Lines holding the string "India" are the ones to copy; find them all in the data.
Begin Given records
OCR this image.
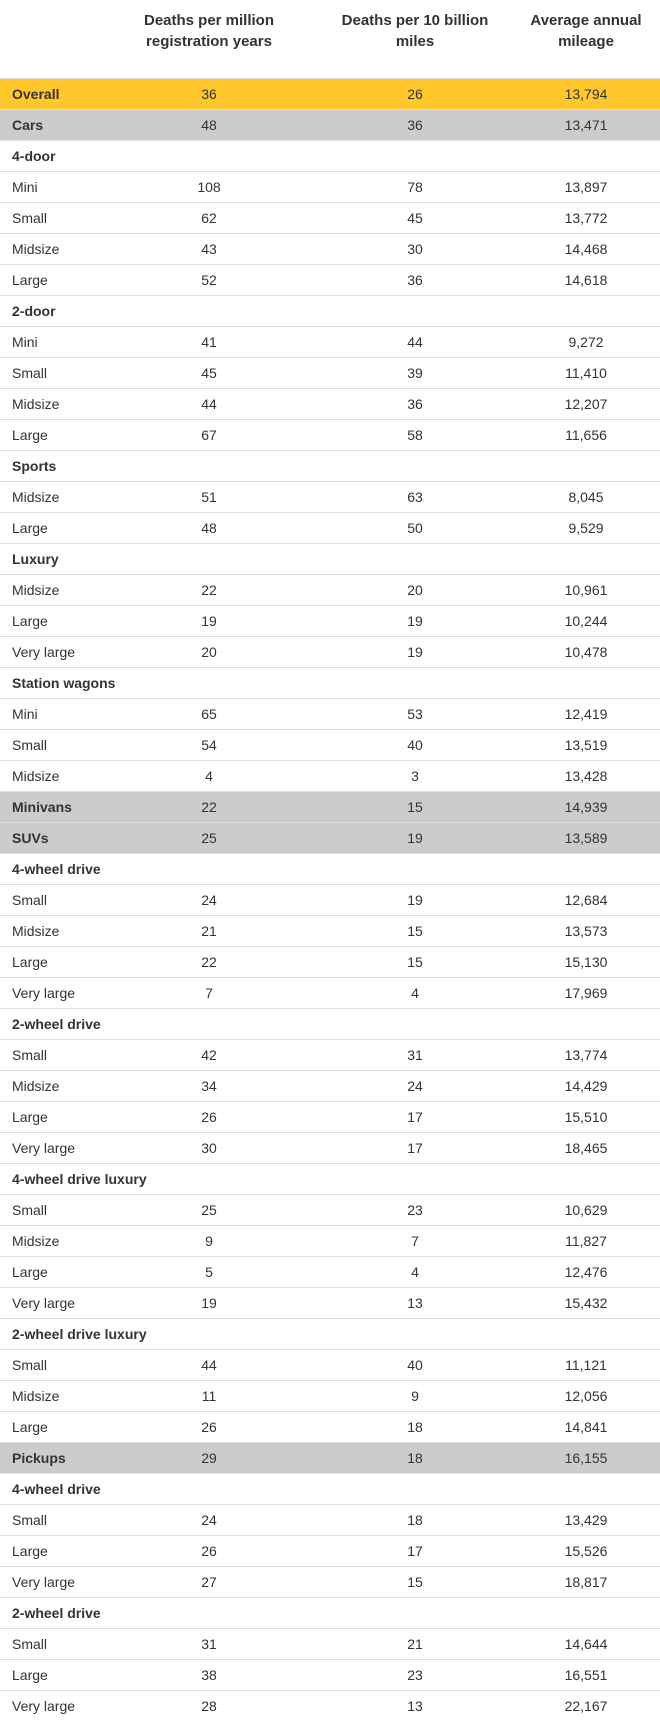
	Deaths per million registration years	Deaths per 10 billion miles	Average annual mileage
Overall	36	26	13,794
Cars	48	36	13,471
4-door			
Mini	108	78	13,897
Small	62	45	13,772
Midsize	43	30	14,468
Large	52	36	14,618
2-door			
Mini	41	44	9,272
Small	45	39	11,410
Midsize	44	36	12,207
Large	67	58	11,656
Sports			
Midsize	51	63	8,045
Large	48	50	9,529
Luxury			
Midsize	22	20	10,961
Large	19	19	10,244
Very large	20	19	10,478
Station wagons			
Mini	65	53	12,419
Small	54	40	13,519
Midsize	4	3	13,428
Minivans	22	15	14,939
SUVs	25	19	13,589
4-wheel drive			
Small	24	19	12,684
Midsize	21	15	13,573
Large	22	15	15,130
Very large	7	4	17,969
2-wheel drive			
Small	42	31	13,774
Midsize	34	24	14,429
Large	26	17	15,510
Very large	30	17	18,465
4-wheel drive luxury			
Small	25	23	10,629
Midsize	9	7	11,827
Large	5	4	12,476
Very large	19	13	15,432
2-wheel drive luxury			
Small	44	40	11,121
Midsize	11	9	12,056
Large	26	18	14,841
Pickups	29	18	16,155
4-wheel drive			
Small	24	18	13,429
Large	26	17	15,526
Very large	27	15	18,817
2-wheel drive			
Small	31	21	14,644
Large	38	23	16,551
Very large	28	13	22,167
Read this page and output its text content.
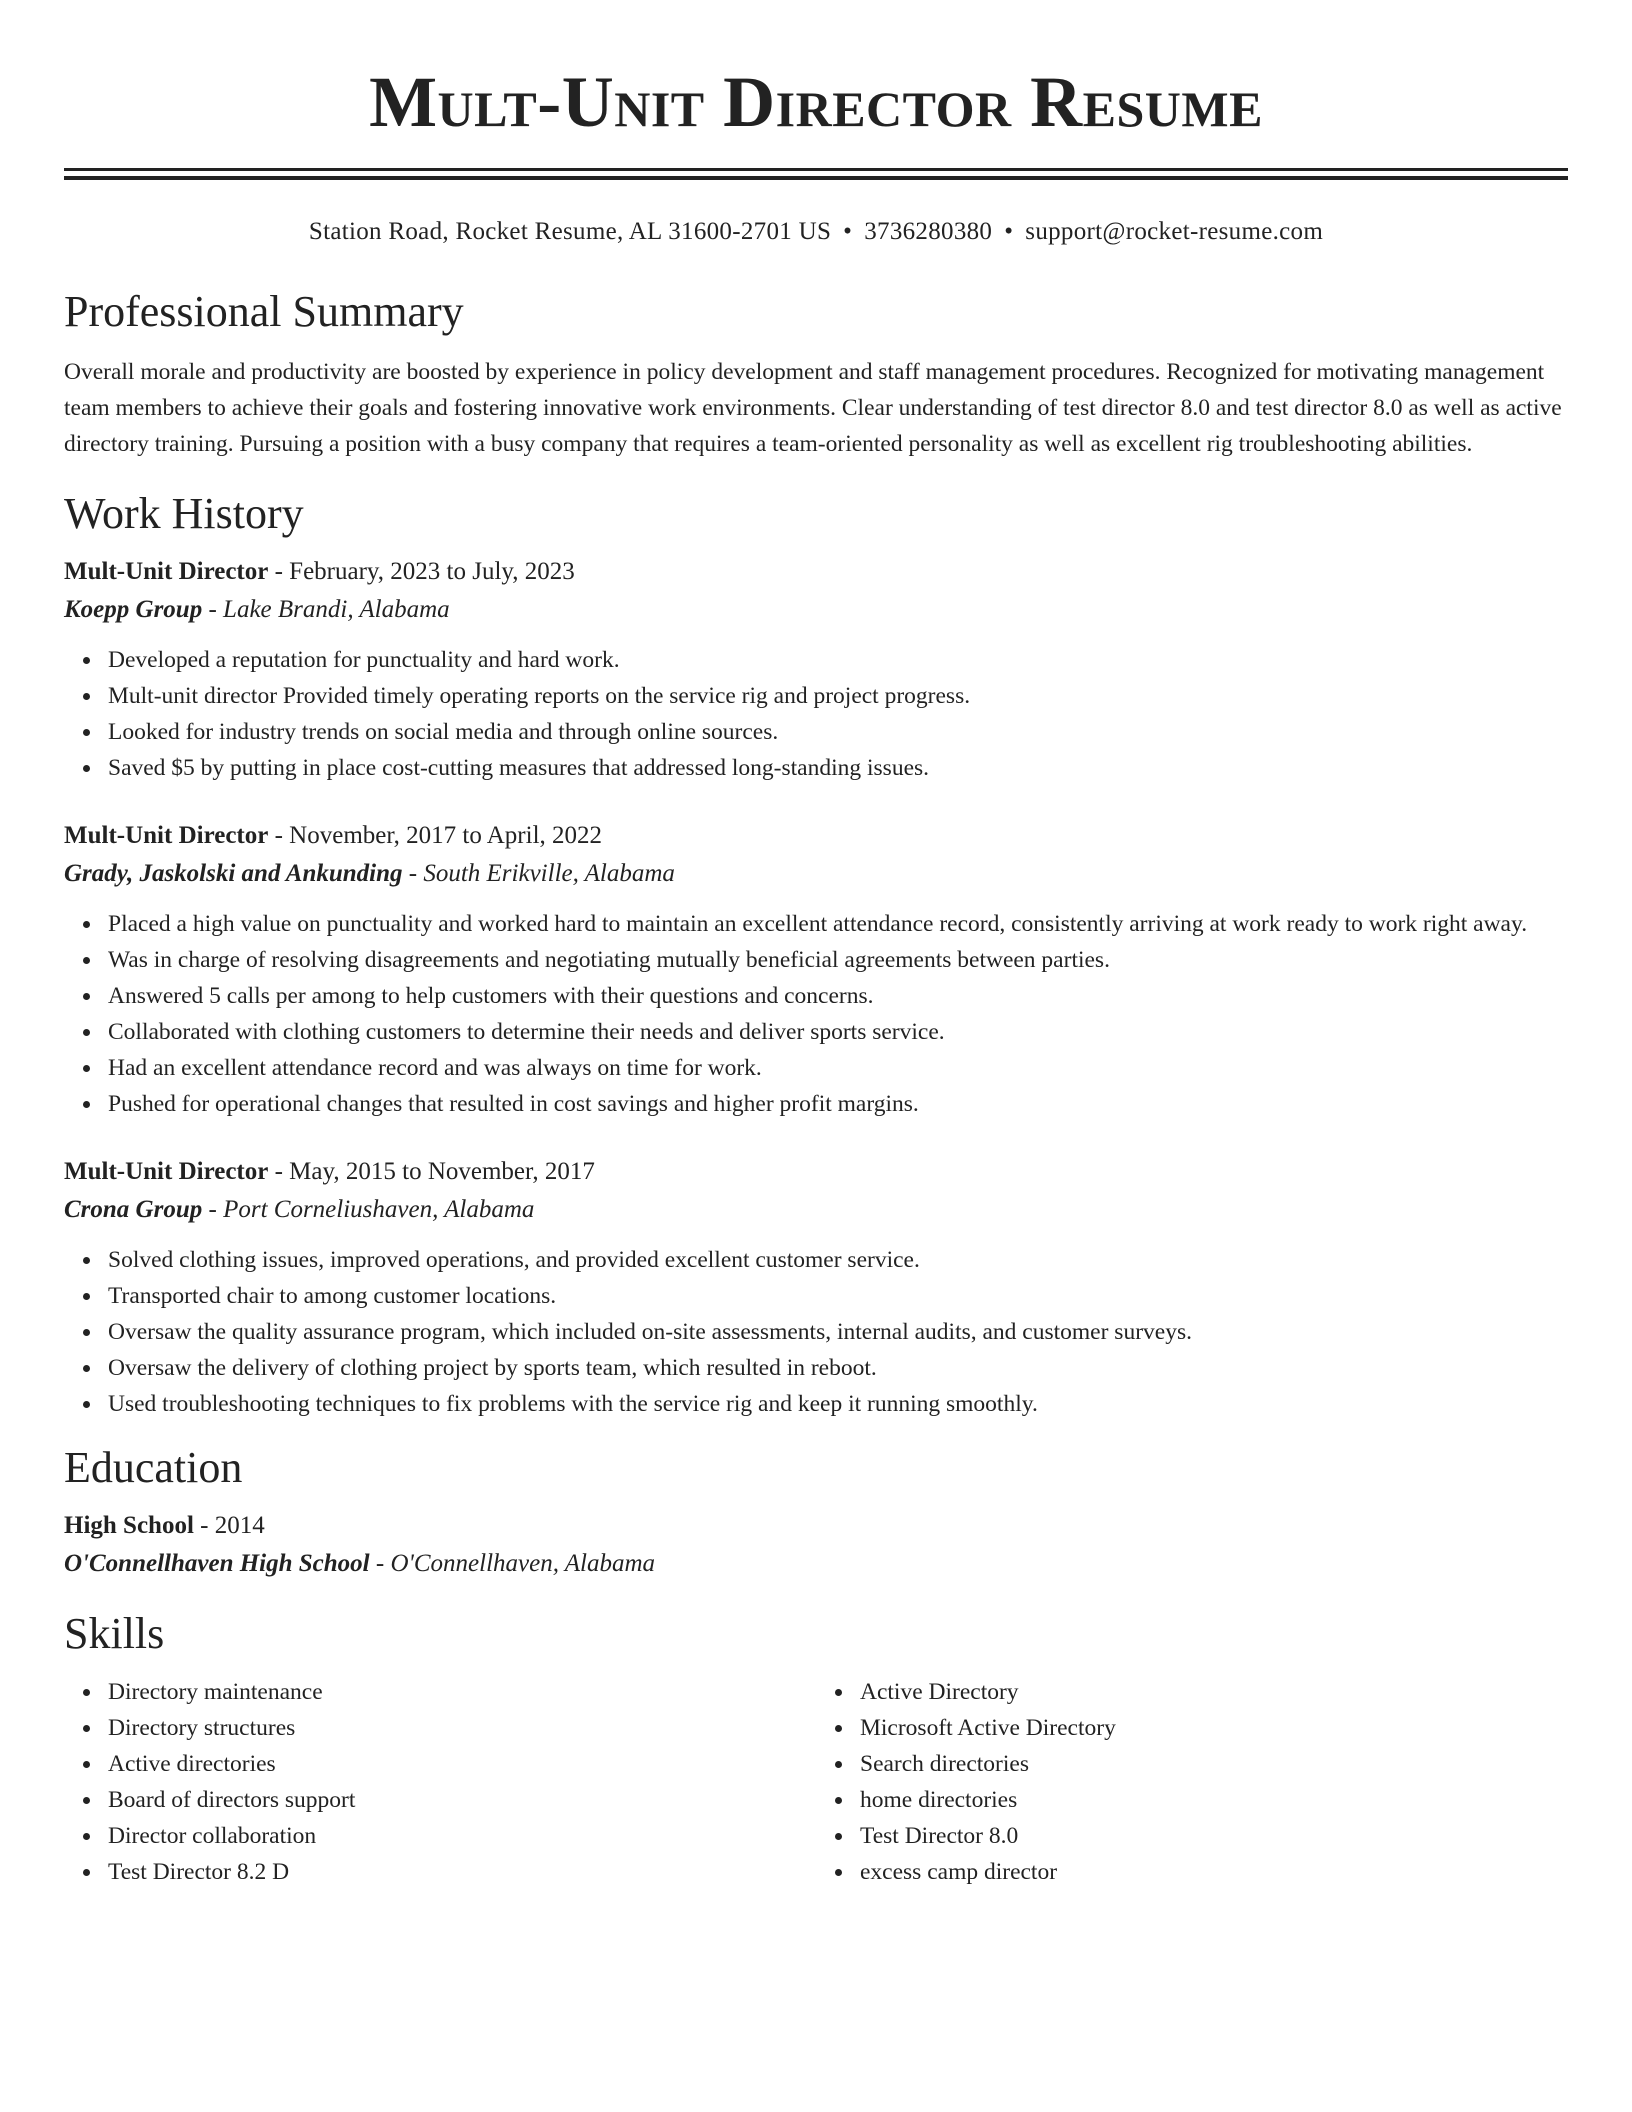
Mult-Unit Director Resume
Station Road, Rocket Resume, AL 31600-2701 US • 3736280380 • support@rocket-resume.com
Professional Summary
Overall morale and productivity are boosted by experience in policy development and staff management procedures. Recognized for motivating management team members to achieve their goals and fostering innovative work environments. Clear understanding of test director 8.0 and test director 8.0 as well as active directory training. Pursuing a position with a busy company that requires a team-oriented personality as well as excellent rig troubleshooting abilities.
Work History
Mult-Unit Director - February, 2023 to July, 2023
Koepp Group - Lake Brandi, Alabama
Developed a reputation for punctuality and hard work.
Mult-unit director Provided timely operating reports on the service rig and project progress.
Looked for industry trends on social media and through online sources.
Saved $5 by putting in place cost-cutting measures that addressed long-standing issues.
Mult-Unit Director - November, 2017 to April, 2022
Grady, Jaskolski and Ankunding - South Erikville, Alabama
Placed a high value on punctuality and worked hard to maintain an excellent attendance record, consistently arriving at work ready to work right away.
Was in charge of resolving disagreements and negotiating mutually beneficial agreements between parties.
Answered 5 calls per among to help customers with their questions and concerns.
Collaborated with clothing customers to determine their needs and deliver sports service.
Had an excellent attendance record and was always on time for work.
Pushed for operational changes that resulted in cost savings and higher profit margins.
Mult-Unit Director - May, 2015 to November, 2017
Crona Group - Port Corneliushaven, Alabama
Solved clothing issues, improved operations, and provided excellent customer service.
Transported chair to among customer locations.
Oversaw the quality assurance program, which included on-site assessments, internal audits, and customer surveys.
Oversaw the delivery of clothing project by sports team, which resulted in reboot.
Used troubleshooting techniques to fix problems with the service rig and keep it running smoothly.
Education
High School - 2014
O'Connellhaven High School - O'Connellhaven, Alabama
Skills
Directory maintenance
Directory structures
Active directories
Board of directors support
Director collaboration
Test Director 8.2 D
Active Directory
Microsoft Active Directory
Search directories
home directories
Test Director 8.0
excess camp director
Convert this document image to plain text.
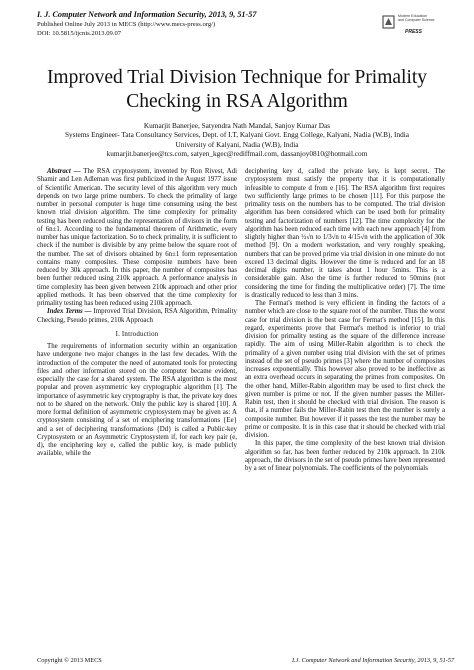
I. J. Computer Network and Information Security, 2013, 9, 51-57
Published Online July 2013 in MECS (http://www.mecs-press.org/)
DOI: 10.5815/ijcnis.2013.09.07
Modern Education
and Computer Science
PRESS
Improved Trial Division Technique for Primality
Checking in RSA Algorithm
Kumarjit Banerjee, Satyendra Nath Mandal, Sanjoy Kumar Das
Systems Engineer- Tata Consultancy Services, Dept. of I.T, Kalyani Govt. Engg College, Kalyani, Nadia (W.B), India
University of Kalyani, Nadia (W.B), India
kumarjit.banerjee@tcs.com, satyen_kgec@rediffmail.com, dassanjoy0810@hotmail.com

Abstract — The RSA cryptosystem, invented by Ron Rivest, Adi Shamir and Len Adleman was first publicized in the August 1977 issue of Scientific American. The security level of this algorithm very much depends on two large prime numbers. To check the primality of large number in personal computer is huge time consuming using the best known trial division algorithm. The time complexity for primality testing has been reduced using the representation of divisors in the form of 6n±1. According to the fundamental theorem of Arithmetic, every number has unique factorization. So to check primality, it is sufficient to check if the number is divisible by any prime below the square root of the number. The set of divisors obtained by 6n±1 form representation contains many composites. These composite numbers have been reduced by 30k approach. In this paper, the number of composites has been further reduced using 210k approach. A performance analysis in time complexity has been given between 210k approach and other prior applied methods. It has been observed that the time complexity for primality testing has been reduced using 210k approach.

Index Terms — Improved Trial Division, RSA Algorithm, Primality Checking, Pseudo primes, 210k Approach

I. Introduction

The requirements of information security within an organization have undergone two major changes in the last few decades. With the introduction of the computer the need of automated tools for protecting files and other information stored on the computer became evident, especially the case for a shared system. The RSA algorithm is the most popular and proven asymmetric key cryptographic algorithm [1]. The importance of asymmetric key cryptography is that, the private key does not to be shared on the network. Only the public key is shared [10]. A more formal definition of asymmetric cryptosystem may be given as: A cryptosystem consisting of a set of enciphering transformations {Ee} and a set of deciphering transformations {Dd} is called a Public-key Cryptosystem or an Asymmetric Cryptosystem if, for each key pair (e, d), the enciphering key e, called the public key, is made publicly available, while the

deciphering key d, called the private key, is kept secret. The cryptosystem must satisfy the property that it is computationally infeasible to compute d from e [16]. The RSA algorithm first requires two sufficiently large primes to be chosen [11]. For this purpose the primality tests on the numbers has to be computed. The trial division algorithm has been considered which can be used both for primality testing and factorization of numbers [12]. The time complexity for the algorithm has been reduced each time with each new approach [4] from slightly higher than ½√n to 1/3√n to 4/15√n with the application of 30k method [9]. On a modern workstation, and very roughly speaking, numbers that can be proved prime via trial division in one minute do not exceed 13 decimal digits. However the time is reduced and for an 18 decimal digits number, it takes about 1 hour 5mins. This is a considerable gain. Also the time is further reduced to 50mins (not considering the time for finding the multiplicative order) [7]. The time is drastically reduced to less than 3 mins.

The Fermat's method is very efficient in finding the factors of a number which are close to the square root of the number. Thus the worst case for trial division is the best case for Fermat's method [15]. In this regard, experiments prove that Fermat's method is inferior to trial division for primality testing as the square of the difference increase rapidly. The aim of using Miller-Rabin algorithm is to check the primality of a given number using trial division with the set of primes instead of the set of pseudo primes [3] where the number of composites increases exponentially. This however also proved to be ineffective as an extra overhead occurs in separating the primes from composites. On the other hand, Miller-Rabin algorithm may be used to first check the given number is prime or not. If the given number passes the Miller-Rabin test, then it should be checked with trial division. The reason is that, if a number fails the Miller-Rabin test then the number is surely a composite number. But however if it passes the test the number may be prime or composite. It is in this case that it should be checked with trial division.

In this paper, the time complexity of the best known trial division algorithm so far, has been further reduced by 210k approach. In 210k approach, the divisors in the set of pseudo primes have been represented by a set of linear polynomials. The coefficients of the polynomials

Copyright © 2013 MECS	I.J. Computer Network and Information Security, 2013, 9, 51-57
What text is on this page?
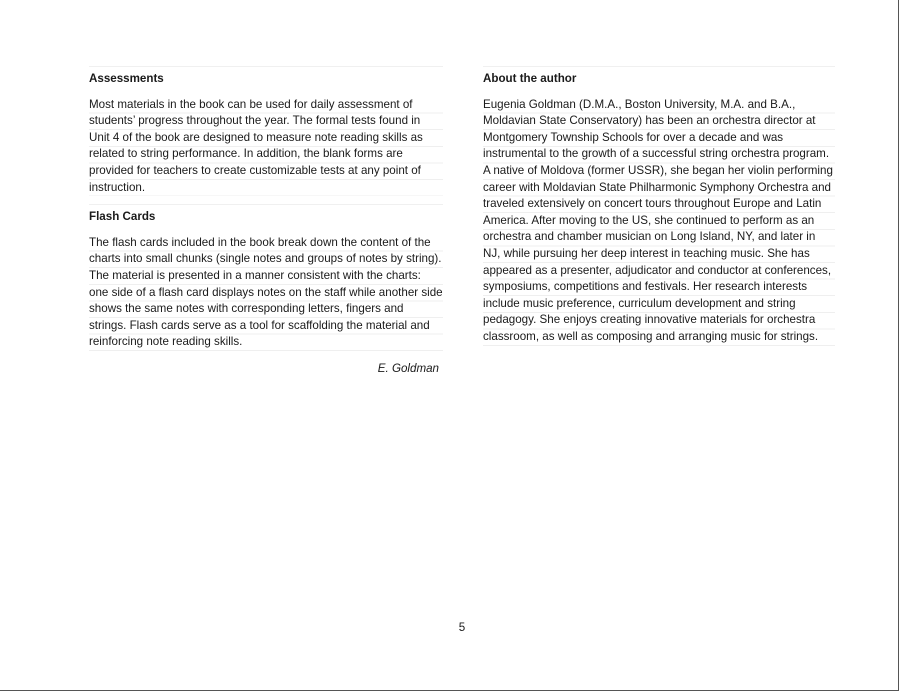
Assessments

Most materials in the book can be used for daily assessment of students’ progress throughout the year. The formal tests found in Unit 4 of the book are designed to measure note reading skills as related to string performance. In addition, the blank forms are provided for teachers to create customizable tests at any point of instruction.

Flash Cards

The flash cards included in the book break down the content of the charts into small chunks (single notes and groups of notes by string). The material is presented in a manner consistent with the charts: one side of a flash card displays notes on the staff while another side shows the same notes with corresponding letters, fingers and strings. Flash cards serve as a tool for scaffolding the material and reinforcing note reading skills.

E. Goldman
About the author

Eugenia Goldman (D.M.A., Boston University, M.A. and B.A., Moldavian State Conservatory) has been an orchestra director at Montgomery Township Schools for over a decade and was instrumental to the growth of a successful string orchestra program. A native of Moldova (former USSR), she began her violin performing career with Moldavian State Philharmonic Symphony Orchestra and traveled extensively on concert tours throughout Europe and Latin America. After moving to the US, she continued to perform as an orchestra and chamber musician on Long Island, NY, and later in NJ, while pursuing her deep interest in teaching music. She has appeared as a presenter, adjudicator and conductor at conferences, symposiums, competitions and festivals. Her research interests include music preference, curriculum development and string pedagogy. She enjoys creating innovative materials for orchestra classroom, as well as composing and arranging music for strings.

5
End Given records
Correct response.
Systems Engineer- Tata Consultancy Services, Dept. of I.T, Kalyani Govt. Engg College, Kalyani, Nadia (W.B), India
University of Kalyani, Nadia (W.B), India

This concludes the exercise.